++++ DATASET ENTRIES ++++

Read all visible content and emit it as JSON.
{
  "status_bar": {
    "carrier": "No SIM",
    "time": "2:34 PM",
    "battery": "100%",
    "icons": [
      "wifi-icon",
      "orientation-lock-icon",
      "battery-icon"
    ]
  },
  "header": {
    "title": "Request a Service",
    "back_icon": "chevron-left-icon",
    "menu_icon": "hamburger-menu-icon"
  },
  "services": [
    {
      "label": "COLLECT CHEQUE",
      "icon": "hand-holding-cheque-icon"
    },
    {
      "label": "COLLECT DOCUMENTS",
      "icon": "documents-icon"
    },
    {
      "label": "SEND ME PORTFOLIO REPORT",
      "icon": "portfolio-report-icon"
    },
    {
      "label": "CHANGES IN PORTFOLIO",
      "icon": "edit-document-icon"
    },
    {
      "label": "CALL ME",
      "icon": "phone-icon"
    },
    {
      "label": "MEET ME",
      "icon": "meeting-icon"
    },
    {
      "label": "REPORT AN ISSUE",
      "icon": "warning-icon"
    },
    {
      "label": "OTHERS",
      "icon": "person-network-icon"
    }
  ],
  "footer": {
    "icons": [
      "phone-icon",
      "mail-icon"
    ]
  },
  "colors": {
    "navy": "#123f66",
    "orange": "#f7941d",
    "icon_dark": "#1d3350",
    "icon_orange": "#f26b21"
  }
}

++++
++++ DATASET ENTRIES ++++

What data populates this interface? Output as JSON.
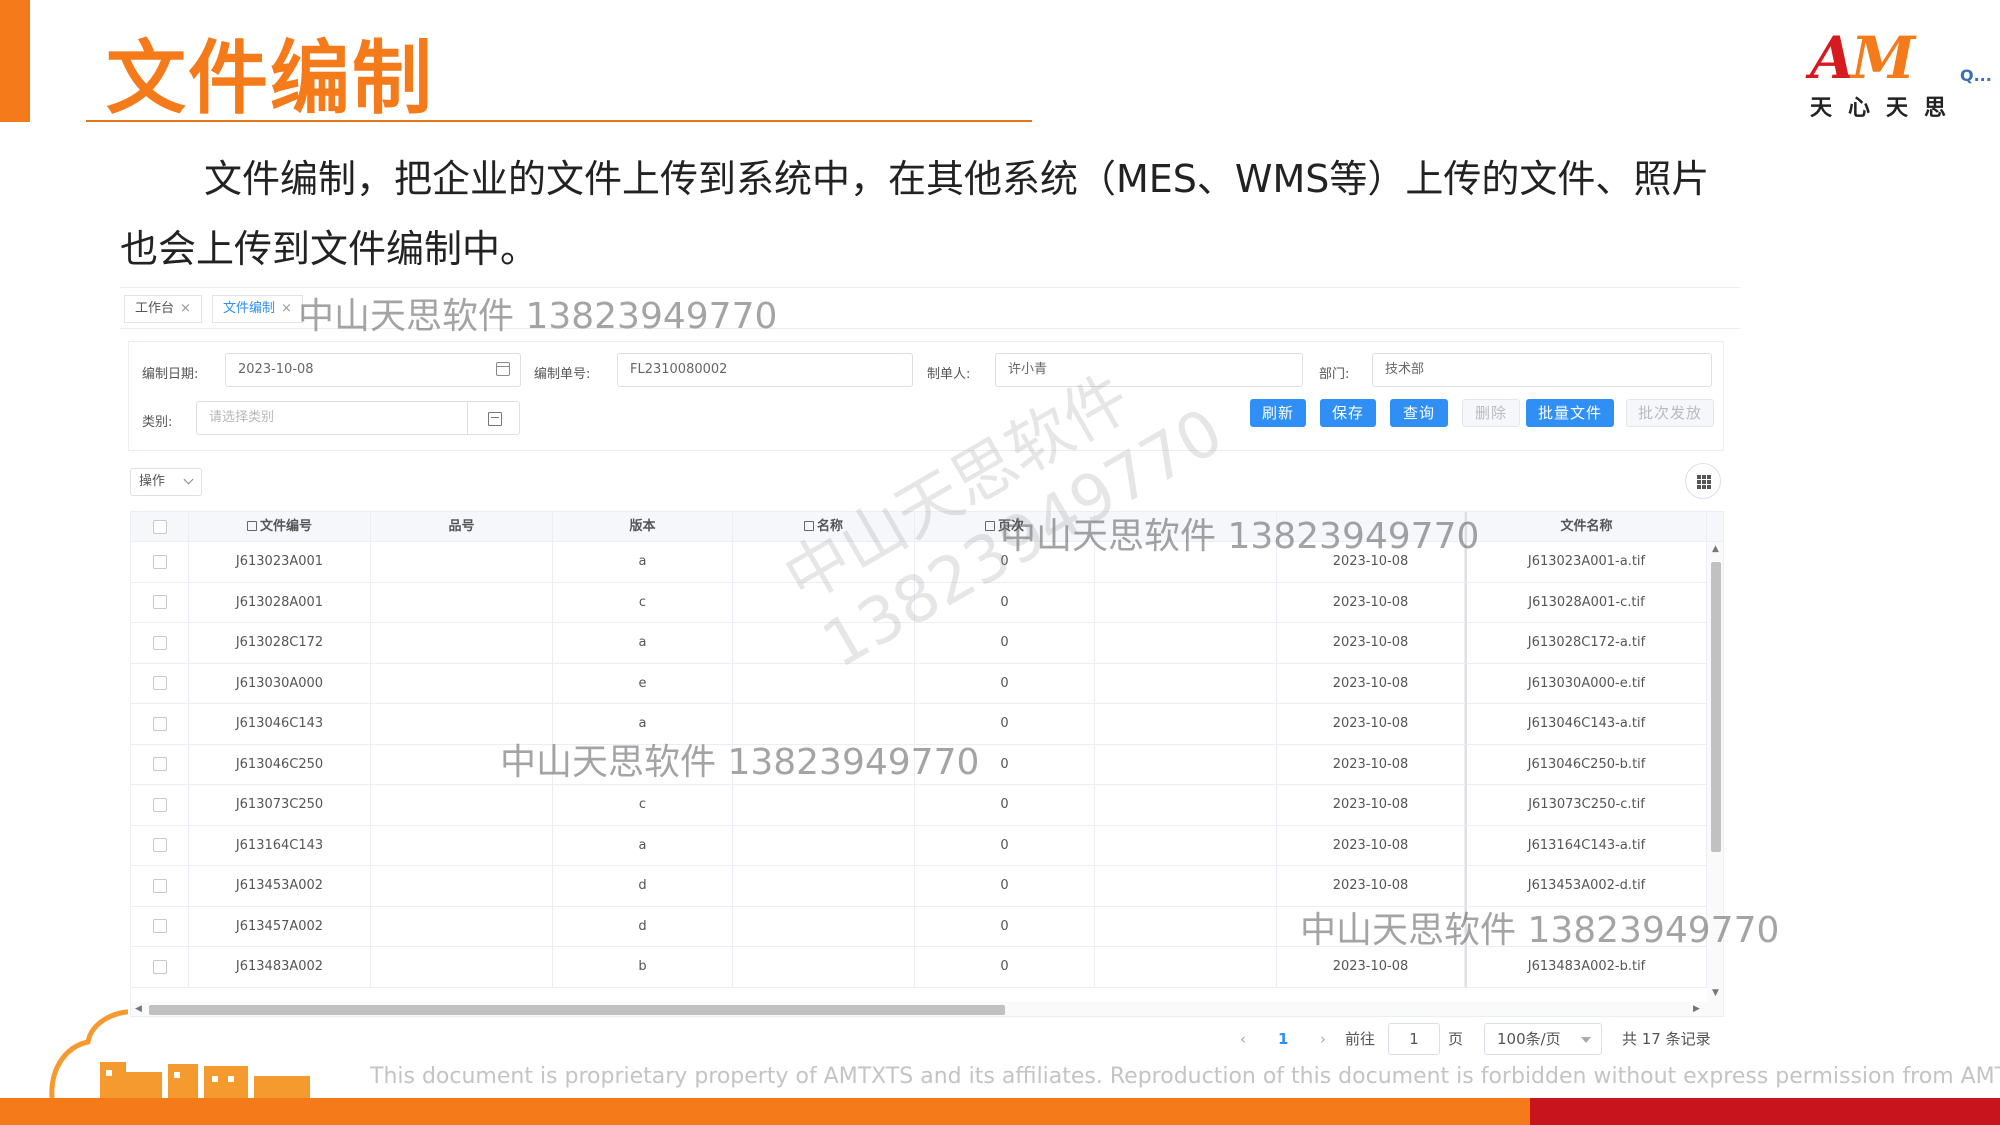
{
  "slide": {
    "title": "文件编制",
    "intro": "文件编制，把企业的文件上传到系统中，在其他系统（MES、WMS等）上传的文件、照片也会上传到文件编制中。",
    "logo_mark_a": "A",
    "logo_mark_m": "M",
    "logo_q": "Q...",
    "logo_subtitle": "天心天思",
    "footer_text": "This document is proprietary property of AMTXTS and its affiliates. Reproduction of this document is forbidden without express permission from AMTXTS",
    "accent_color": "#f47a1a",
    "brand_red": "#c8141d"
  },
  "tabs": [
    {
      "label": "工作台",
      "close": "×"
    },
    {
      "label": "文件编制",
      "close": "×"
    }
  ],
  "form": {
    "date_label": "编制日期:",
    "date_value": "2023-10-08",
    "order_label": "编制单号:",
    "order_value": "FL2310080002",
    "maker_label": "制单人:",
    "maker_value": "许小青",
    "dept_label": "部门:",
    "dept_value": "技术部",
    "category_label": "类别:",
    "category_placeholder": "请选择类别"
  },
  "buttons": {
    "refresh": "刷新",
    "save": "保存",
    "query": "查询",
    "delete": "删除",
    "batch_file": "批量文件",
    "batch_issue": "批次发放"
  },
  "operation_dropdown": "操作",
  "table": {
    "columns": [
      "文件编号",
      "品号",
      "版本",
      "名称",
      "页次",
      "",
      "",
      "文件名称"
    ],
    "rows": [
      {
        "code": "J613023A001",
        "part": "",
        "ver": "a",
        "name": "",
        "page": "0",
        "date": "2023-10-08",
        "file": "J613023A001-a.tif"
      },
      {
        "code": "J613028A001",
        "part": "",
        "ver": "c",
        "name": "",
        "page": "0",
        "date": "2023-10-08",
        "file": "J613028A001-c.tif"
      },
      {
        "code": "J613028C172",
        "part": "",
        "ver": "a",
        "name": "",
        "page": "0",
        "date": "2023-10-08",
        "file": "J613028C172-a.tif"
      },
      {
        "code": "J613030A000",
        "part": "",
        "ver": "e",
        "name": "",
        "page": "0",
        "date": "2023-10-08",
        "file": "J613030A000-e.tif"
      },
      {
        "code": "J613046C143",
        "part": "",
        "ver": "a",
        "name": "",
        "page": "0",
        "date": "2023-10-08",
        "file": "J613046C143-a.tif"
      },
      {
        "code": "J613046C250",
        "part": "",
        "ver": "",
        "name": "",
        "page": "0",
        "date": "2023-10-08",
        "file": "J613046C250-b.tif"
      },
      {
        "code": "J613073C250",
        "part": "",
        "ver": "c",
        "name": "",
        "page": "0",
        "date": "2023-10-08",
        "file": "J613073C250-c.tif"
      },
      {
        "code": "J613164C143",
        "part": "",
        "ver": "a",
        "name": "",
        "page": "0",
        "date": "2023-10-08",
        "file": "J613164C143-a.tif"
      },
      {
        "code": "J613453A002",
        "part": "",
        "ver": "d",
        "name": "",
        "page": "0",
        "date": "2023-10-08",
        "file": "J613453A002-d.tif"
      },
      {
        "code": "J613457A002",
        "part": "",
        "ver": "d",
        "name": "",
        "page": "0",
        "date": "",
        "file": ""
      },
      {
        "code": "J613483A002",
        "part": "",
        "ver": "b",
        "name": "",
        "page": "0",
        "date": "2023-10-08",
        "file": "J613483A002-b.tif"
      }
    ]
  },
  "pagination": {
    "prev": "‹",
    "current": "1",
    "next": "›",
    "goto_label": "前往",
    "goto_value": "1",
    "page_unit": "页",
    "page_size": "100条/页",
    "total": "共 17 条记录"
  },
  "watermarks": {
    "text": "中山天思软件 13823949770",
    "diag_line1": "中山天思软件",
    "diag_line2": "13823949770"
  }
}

++++

_GIVEN REQUEST_.
State the count of lines that contain the string "this". Nothing else is needed.

_EXERCISE SOLUTION_.
2